**What to do**
Lines containing the word "Security" should be extracted in full.

::::

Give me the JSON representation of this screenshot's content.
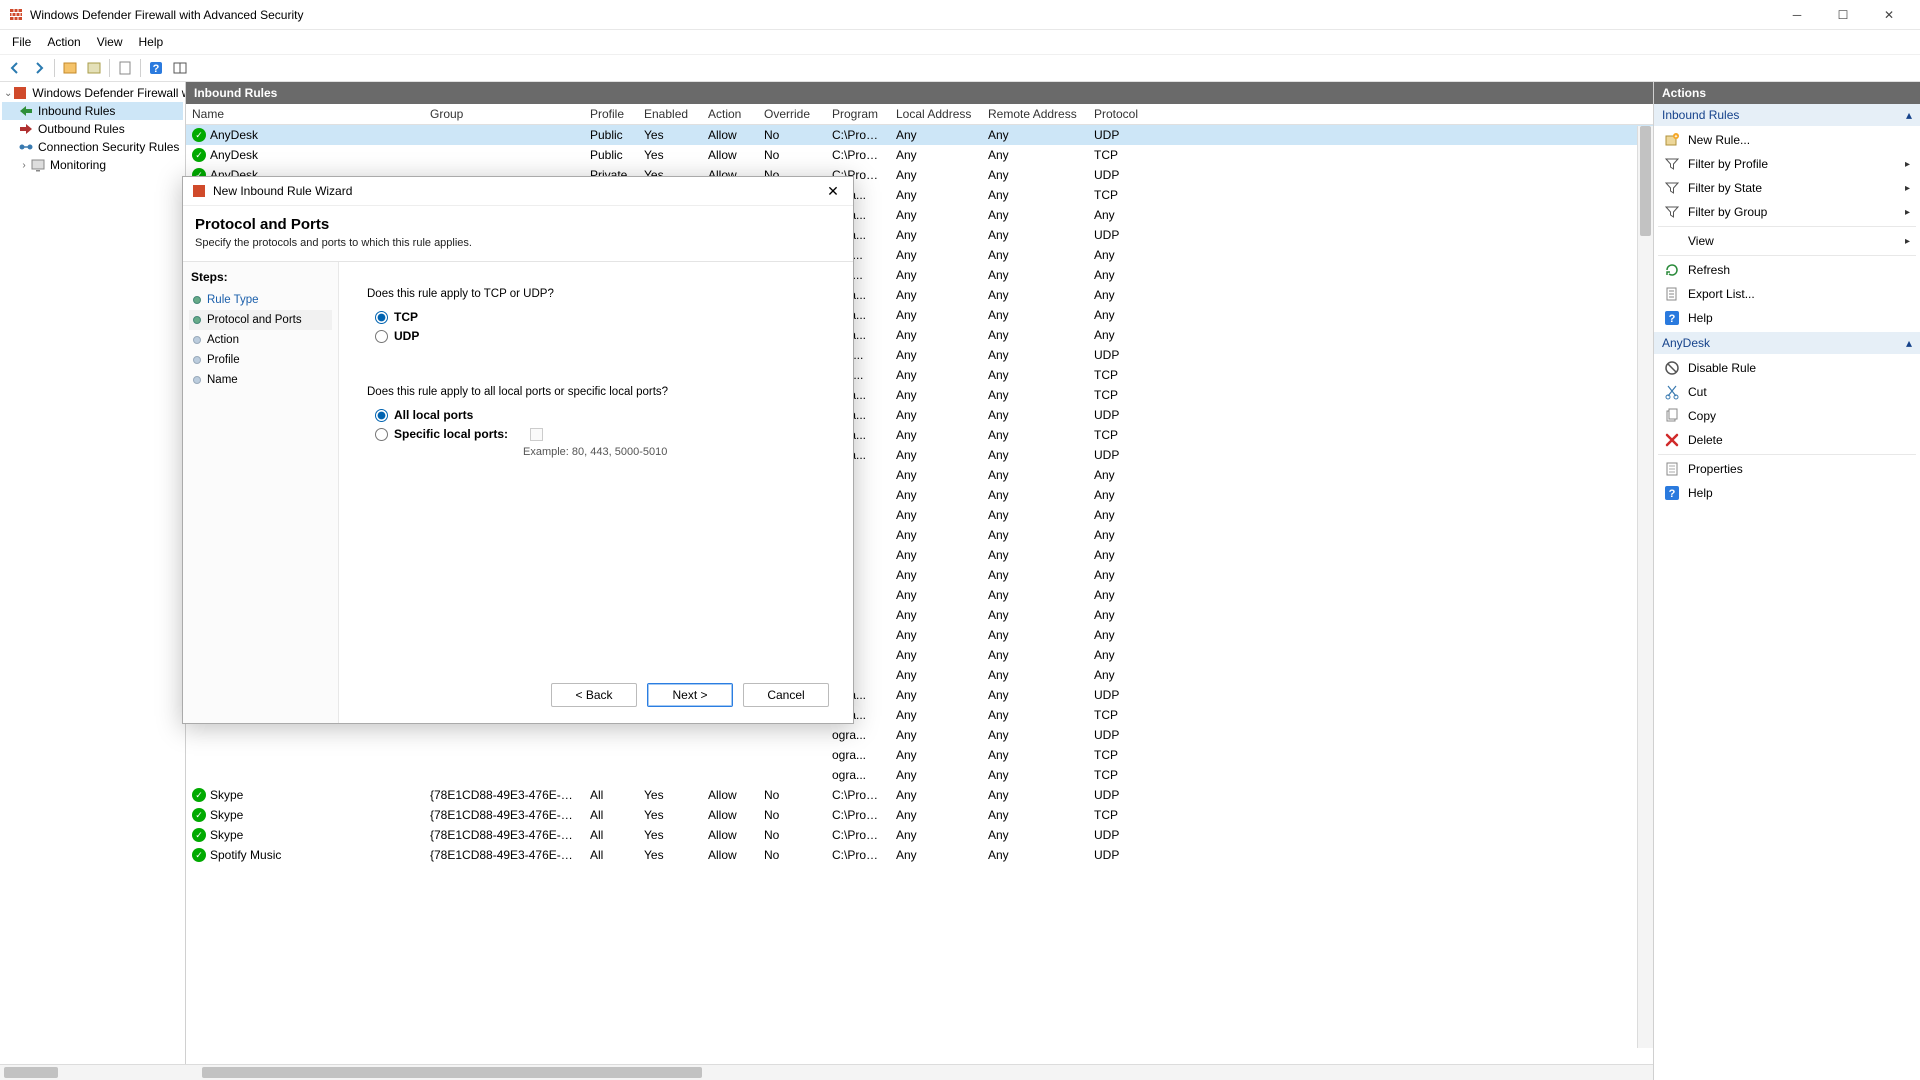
{
  "window": {
    "title": "Windows Defender Firewall with Advanced Security"
  },
  "menu": {
    "file": "File",
    "action": "Action",
    "view": "View",
    "help": "Help"
  },
  "tree": {
    "root": "Windows Defender Firewall with",
    "inbound": "Inbound Rules",
    "outbound": "Outbound Rules",
    "conn": "Connection Security Rules",
    "monitoring": "Monitoring"
  },
  "center": {
    "title": "Inbound Rules",
    "cols": {
      "name": "Name",
      "group": "Group",
      "profile": "Profile",
      "enabled": "Enabled",
      "action": "Action",
      "override": "Override",
      "program": "Program",
      "laddr": "Local Address",
      "raddr": "Remote Address",
      "proto": "Protocol"
    },
    "rows": [
      {
        "name": "AnyDesk",
        "group": "",
        "profile": "Public",
        "enabled": "Yes",
        "action": "Allow",
        "override": "No",
        "program": "C:\\Progra...",
        "laddr": "Any",
        "raddr": "Any",
        "proto": "UDP",
        "sel": true
      },
      {
        "name": "AnyDesk",
        "group": "",
        "profile": "Public",
        "enabled": "Yes",
        "action": "Allow",
        "override": "No",
        "program": "C:\\Progra...",
        "laddr": "Any",
        "raddr": "Any",
        "proto": "TCP"
      },
      {
        "name": "AnyDesk",
        "group": "",
        "profile": "Private",
        "enabled": "Yes",
        "action": "Allow",
        "override": "No",
        "program": "C:\\Progra...",
        "laddr": "Any",
        "raddr": "Any",
        "proto": "UDP"
      },
      {
        "name": "",
        "group": "",
        "profile": "",
        "enabled": "",
        "action": "",
        "override": "",
        "program": "ogra...",
        "laddr": "Any",
        "raddr": "Any",
        "proto": "TCP"
      },
      {
        "name": "",
        "group": "",
        "profile": "",
        "enabled": "",
        "action": "",
        "override": "",
        "program": "ogra...",
        "laddr": "Any",
        "raddr": "Any",
        "proto": "Any"
      },
      {
        "name": "",
        "group": "",
        "profile": "",
        "enabled": "",
        "action": "",
        "override": "",
        "program": "ogra...",
        "laddr": "Any",
        "raddr": "Any",
        "proto": "UDP"
      },
      {
        "name": "",
        "group": "",
        "profile": "",
        "enabled": "",
        "action": "",
        "override": "",
        "program": "IND...",
        "laddr": "Any",
        "raddr": "Any",
        "proto": "Any"
      },
      {
        "name": "",
        "group": "",
        "profile": "",
        "enabled": "",
        "action": "",
        "override": "",
        "program": "IND...",
        "laddr": "Any",
        "raddr": "Any",
        "proto": "Any"
      },
      {
        "name": "",
        "group": "",
        "profile": "",
        "enabled": "",
        "action": "",
        "override": "",
        "program": "ogra...",
        "laddr": "Any",
        "raddr": "Any",
        "proto": "Any"
      },
      {
        "name": "",
        "group": "",
        "profile": "",
        "enabled": "",
        "action": "",
        "override": "",
        "program": "ogra...",
        "laddr": "Any",
        "raddr": "Any",
        "proto": "Any"
      },
      {
        "name": "",
        "group": "",
        "profile": "",
        "enabled": "",
        "action": "",
        "override": "",
        "program": "ogra...",
        "laddr": "Any",
        "raddr": "Any",
        "proto": "Any"
      },
      {
        "name": "",
        "group": "",
        "profile": "",
        "enabled": "",
        "action": "",
        "override": "",
        "program": "re-a...",
        "laddr": "Any",
        "raddr": "Any",
        "proto": "UDP"
      },
      {
        "name": "",
        "group": "",
        "profile": "",
        "enabled": "",
        "action": "",
        "override": "",
        "program": "re-a...",
        "laddr": "Any",
        "raddr": "Any",
        "proto": "TCP"
      },
      {
        "name": "",
        "group": "",
        "profile": "",
        "enabled": "",
        "action": "",
        "override": "",
        "program": "ogra...",
        "laddr": "Any",
        "raddr": "Any",
        "proto": "TCP"
      },
      {
        "name": "",
        "group": "",
        "profile": "",
        "enabled": "",
        "action": "",
        "override": "",
        "program": "ogra...",
        "laddr": "Any",
        "raddr": "Any",
        "proto": "UDP"
      },
      {
        "name": "",
        "group": "",
        "profile": "",
        "enabled": "",
        "action": "",
        "override": "",
        "program": "ogra...",
        "laddr": "Any",
        "raddr": "Any",
        "proto": "TCP"
      },
      {
        "name": "",
        "group": "",
        "profile": "",
        "enabled": "",
        "action": "",
        "override": "",
        "program": "ogra...",
        "laddr": "Any",
        "raddr": "Any",
        "proto": "UDP"
      },
      {
        "name": "",
        "group": "",
        "profile": "",
        "enabled": "",
        "action": "",
        "override": "",
        "program": "",
        "laddr": "Any",
        "raddr": "Any",
        "proto": "Any"
      },
      {
        "name": "",
        "group": "",
        "profile": "",
        "enabled": "",
        "action": "",
        "override": "",
        "program": "",
        "laddr": "Any",
        "raddr": "Any",
        "proto": "Any"
      },
      {
        "name": "",
        "group": "",
        "profile": "",
        "enabled": "",
        "action": "",
        "override": "",
        "program": "",
        "laddr": "Any",
        "raddr": "Any",
        "proto": "Any"
      },
      {
        "name": "",
        "group": "",
        "profile": "",
        "enabled": "",
        "action": "",
        "override": "",
        "program": "",
        "laddr": "Any",
        "raddr": "Any",
        "proto": "Any"
      },
      {
        "name": "",
        "group": "",
        "profile": "",
        "enabled": "",
        "action": "",
        "override": "",
        "program": "",
        "laddr": "Any",
        "raddr": "Any",
        "proto": "Any"
      },
      {
        "name": "",
        "group": "",
        "profile": "",
        "enabled": "",
        "action": "",
        "override": "",
        "program": "",
        "laddr": "Any",
        "raddr": "Any",
        "proto": "Any"
      },
      {
        "name": "",
        "group": "",
        "profile": "",
        "enabled": "",
        "action": "",
        "override": "",
        "program": "",
        "laddr": "Any",
        "raddr": "Any",
        "proto": "Any"
      },
      {
        "name": "",
        "group": "",
        "profile": "",
        "enabled": "",
        "action": "",
        "override": "",
        "program": "",
        "laddr": "Any",
        "raddr": "Any",
        "proto": "Any"
      },
      {
        "name": "",
        "group": "",
        "profile": "",
        "enabled": "",
        "action": "",
        "override": "",
        "program": "",
        "laddr": "Any",
        "raddr": "Any",
        "proto": "Any"
      },
      {
        "name": "",
        "group": "",
        "profile": "",
        "enabled": "",
        "action": "",
        "override": "",
        "program": "",
        "laddr": "Any",
        "raddr": "Any",
        "proto": "Any"
      },
      {
        "name": "",
        "group": "",
        "profile": "",
        "enabled": "",
        "action": "",
        "override": "",
        "program": "",
        "laddr": "Any",
        "raddr": "Any",
        "proto": "Any"
      },
      {
        "name": "",
        "group": "",
        "profile": "",
        "enabled": "",
        "action": "",
        "override": "",
        "program": "ogra...",
        "laddr": "Any",
        "raddr": "Any",
        "proto": "UDP"
      },
      {
        "name": "",
        "group": "",
        "profile": "",
        "enabled": "",
        "action": "",
        "override": "",
        "program": "ogra...",
        "laddr": "Any",
        "raddr": "Any",
        "proto": "TCP"
      },
      {
        "name": "",
        "group": "",
        "profile": "",
        "enabled": "",
        "action": "",
        "override": "",
        "program": "ogra...",
        "laddr": "Any",
        "raddr": "Any",
        "proto": "UDP"
      },
      {
        "name": "",
        "group": "",
        "profile": "",
        "enabled": "",
        "action": "",
        "override": "",
        "program": "ogra...",
        "laddr": "Any",
        "raddr": "Any",
        "proto": "TCP"
      },
      {
        "name": "",
        "group": "",
        "profile": "",
        "enabled": "",
        "action": "",
        "override": "",
        "program": "ogra...",
        "laddr": "Any",
        "raddr": "Any",
        "proto": "TCP"
      },
      {
        "name": "Skype",
        "group": "{78E1CD88-49E3-476E-B926-...",
        "profile": "All",
        "enabled": "Yes",
        "action": "Allow",
        "override": "No",
        "program": "C:\\Progra...",
        "laddr": "Any",
        "raddr": "Any",
        "proto": "UDP"
      },
      {
        "name": "Skype",
        "group": "{78E1CD88-49E3-476E-B926-...",
        "profile": "All",
        "enabled": "Yes",
        "action": "Allow",
        "override": "No",
        "program": "C:\\Progra...",
        "laddr": "Any",
        "raddr": "Any",
        "proto": "TCP"
      },
      {
        "name": "Skype",
        "group": "{78E1CD88-49E3-476E-B926-...",
        "profile": "All",
        "enabled": "Yes",
        "action": "Allow",
        "override": "No",
        "program": "C:\\Progra...",
        "laddr": "Any",
        "raddr": "Any",
        "proto": "UDP"
      },
      {
        "name": "Spotify Music",
        "group": "{78E1CD88-49E3-476E-B926-...",
        "profile": "All",
        "enabled": "Yes",
        "action": "Allow",
        "override": "No",
        "program": "C:\\Progra...",
        "laddr": "Any",
        "raddr": "Any",
        "proto": "UDP"
      }
    ]
  },
  "actions": {
    "title": "Actions",
    "section1": "Inbound Rules",
    "newrule": "New Rule...",
    "fprofile": "Filter by Profile",
    "fstate": "Filter by State",
    "fgroup": "Filter by Group",
    "view": "View",
    "refresh": "Refresh",
    "export": "Export List...",
    "help1": "Help",
    "section2": "AnyDesk",
    "disable": "Disable Rule",
    "cut": "Cut",
    "copy": "Copy",
    "delete": "Delete",
    "props": "Properties",
    "help2": "Help"
  },
  "dialog": {
    "title": "New Inbound Rule Wizard",
    "heading": "Protocol and Ports",
    "subheading": "Specify the protocols and ports to which this rule applies.",
    "steps_label": "Steps:",
    "steps": {
      "rule_type": "Rule Type",
      "proto": "Protocol and Ports",
      "action": "Action",
      "profile": "Profile",
      "name": "Name"
    },
    "q1": "Does this rule apply to TCP or UDP?",
    "tcp": "TCP",
    "udp": "UDP",
    "q2": "Does this rule apply to all local ports or specific local ports?",
    "allports": "All local ports",
    "specific": "Specific local ports:",
    "example": "Example: 80, 443, 5000-5010",
    "back": "< Back",
    "next": "Next >",
    "cancel": "Cancel"
  }
}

::::

**Exercise response**
    "title": "Windows Defender Firewall with Advanced Security"
    "conn": "Connection Security Rules",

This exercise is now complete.